----- Material for this exercise
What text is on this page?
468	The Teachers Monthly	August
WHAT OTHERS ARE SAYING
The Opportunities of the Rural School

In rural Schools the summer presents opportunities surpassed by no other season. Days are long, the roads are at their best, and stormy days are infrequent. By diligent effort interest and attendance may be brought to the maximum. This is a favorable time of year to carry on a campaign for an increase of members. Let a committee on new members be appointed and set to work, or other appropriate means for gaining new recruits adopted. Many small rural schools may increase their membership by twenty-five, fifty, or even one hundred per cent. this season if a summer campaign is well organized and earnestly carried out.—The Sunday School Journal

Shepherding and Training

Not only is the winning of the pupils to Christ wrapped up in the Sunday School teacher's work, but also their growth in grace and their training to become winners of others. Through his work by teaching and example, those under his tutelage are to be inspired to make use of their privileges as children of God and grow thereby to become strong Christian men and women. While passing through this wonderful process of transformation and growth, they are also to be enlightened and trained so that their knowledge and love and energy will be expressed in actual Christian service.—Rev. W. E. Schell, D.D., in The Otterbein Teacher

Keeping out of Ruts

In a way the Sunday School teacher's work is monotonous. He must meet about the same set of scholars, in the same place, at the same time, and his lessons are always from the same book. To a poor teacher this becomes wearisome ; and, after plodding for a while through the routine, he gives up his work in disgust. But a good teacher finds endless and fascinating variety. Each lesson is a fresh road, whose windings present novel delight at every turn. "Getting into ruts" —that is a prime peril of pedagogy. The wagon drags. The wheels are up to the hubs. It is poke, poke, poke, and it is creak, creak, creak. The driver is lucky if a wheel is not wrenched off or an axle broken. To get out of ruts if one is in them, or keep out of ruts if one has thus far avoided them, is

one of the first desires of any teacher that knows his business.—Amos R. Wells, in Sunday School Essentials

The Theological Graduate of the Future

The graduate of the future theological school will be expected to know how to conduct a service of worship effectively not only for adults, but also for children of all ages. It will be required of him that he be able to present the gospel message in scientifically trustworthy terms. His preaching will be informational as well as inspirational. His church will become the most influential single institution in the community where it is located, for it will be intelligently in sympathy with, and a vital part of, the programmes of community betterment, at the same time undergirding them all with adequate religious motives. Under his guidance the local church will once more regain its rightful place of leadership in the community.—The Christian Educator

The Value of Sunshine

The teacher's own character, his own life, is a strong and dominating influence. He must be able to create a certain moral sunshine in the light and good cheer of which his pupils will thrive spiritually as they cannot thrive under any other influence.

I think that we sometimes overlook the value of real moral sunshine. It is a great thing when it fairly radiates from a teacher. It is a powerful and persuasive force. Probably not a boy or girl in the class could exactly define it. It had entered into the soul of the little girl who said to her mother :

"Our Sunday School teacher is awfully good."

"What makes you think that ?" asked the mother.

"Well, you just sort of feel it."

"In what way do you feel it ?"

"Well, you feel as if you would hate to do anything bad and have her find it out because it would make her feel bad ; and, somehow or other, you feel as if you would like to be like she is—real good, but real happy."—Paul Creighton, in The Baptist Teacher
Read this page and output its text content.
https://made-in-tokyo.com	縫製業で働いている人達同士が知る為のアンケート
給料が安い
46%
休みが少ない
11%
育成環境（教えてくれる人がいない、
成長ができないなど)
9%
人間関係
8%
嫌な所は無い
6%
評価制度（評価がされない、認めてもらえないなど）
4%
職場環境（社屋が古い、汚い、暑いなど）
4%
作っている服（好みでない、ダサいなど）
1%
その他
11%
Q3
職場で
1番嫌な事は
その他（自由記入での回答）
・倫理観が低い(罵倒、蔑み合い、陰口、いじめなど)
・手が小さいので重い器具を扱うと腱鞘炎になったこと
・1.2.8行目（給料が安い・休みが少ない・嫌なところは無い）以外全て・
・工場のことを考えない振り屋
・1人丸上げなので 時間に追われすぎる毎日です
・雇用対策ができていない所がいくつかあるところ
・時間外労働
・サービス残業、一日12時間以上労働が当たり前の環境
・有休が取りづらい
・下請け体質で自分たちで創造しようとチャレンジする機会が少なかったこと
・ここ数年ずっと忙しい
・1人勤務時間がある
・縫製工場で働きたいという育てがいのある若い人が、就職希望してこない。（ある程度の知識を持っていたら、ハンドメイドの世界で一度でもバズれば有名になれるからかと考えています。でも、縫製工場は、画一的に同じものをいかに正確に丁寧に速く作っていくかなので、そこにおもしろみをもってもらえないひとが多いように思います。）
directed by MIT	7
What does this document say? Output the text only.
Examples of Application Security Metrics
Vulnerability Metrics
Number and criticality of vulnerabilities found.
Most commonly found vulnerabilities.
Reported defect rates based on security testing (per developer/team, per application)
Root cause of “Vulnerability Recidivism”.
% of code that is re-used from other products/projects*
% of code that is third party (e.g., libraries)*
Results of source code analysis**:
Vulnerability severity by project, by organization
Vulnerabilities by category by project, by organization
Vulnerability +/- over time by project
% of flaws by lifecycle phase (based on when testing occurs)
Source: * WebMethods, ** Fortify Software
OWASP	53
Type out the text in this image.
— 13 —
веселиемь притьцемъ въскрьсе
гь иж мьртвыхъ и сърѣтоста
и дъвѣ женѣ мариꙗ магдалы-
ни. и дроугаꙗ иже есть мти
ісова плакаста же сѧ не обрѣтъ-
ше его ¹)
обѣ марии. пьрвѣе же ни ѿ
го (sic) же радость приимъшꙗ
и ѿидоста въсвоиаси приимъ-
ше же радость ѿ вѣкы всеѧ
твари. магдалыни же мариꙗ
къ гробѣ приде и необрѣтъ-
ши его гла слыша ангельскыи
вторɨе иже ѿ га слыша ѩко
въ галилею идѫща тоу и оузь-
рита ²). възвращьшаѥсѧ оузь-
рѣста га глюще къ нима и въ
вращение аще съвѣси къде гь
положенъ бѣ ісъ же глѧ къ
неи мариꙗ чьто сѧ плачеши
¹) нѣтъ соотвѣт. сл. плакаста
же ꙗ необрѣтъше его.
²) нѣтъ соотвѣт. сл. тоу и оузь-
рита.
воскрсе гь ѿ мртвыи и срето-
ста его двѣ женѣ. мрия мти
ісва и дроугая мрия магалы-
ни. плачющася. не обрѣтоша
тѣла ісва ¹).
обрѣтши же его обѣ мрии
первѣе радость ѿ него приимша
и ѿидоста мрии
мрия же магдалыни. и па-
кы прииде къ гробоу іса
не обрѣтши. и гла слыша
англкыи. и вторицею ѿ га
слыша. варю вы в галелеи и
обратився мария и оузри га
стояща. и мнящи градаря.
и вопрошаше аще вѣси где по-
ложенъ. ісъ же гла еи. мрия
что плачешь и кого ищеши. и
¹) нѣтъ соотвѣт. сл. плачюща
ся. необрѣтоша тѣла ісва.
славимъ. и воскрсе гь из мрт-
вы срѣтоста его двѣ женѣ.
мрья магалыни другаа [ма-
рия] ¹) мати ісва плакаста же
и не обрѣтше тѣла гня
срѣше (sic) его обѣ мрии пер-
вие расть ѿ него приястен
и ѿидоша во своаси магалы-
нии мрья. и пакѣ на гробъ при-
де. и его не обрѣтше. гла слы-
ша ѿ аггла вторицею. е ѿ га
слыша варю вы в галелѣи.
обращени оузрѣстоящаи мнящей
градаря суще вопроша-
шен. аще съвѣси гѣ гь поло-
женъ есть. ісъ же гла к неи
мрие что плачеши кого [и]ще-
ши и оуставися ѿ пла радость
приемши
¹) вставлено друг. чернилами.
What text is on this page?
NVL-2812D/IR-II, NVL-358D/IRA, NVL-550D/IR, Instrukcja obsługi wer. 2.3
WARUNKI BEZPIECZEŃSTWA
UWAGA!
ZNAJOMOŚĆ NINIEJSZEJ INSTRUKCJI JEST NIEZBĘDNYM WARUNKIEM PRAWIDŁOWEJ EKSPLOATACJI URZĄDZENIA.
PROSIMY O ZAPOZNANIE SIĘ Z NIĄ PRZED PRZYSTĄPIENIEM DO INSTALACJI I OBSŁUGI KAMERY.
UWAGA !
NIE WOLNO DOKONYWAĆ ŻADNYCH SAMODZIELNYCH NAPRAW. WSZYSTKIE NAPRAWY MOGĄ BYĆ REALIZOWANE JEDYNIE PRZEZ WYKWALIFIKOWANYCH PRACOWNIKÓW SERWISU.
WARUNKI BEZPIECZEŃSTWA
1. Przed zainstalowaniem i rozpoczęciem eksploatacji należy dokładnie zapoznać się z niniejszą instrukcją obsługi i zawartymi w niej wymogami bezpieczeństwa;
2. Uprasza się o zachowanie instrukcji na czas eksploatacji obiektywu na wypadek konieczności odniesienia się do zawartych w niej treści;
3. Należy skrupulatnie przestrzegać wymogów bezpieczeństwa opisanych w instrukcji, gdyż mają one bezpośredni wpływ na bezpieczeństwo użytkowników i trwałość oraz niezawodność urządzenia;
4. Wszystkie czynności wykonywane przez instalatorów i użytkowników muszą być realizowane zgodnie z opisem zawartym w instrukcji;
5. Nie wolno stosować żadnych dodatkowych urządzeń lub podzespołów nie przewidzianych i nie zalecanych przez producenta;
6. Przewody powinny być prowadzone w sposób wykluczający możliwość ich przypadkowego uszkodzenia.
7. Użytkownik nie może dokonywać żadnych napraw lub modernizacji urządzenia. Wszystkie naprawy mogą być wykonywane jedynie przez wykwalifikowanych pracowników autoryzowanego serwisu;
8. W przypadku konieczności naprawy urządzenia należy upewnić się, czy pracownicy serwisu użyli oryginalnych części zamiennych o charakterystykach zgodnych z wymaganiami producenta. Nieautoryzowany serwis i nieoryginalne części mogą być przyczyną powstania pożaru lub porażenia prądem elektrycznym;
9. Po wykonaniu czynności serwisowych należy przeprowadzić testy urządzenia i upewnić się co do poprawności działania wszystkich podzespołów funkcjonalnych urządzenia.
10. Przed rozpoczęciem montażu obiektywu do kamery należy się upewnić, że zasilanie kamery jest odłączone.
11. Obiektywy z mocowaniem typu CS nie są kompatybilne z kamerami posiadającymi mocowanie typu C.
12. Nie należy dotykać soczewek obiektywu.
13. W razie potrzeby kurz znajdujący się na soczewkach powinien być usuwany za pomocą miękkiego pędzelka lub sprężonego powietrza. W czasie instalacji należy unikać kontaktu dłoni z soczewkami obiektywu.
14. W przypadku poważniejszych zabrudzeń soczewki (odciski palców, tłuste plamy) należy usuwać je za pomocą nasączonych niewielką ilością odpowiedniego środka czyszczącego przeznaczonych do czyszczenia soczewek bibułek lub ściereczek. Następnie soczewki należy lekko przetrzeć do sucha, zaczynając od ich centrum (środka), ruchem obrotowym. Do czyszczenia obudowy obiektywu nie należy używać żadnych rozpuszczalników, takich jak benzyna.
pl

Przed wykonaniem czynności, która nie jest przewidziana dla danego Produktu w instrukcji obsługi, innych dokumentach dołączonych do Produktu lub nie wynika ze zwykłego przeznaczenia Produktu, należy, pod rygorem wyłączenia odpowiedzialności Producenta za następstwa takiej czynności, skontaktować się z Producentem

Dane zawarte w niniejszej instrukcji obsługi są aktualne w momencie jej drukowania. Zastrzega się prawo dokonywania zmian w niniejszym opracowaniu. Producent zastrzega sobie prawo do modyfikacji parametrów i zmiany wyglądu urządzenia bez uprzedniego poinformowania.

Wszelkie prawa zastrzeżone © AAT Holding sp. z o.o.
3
----------
**Your goal:** Determine how many lines contain the word "радость" and reply with that number alone.

**Expected answer:** 4